Exercise objective:
The entries that follow should be written out exactly.

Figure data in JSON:
++++++++++++++++++++
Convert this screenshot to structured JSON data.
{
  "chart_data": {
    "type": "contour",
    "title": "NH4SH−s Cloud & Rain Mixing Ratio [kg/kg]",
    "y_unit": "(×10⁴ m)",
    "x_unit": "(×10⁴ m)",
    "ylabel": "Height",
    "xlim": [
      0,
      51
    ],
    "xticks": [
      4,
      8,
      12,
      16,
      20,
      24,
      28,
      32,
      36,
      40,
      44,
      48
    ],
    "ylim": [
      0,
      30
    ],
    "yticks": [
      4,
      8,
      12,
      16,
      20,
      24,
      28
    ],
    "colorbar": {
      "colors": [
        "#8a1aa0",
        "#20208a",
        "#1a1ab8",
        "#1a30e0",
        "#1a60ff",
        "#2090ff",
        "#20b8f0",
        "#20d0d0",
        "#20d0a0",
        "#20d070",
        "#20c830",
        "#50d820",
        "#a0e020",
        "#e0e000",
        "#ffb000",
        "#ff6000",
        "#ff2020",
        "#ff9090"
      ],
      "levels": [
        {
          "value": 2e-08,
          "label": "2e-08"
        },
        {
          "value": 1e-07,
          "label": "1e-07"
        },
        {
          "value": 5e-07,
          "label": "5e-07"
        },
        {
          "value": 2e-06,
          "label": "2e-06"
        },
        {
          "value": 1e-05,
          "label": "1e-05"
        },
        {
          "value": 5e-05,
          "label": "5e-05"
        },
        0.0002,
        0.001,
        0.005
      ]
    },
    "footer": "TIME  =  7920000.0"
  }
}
++++++++++++++++++++
The result:
Convert this screenshot to structured JSON data.
{
  "chart_data": {
    "type": "contour",
    "title": "NH4SH−s Cloud & Rain Mixing Ratio [kg/kg]",
    "y_unit": "(×10⁴ m)",
    "x_unit": "(×10⁴ m)",
    "ylabel": "Height",
    "xlim": [
      0,
      51
    ],
    "xticks": [
      4,
      8,
      12,
      16,
      20,
      24,
      28,
      32,
      36,
      40,
      44,
      48
    ],
    "ylim": [
      0,
      30
    ],
    "yticks": [
      4,
      8,
      12,
      16,
      20,
      24,
      28
    ],
    "colorbar": {
      "colors": [
        "#8a1aa0",
        "#20208a",
        "#1a1ab8",
        "#1a30e0",
        "#1a60ff",
        "#2090ff",
        "#20b8f0",
        "#20d0d0",
        "#20d0a0",
        "#20d070",
        "#20c830",
        "#50d820",
        "#a0e020",
        "#e0e000",
        "#ffb000",
        "#ff6000",
        "#ff2020",
        "#ff9090"
      ],
      "levels": [
        {
          "value": 2e-08,
          "label": "2e-08"
        },
        {
          "value": 1e-07,
          "label": "1e-07"
        },
        {
          "value": 5e-07,
          "label": "5e-07"
        },
        {
          "value": 2e-06,
          "label": "2e-06"
        },
        {
          "value": 1e-05,
          "label": "1e-05"
        },
        {
          "value": 5e-05,
          "label": "5e-05"
        },
        0.0002,
        0.001,
        0.005
      ]
    },
    "footer": "TIME  =  7920000.0"
  }
}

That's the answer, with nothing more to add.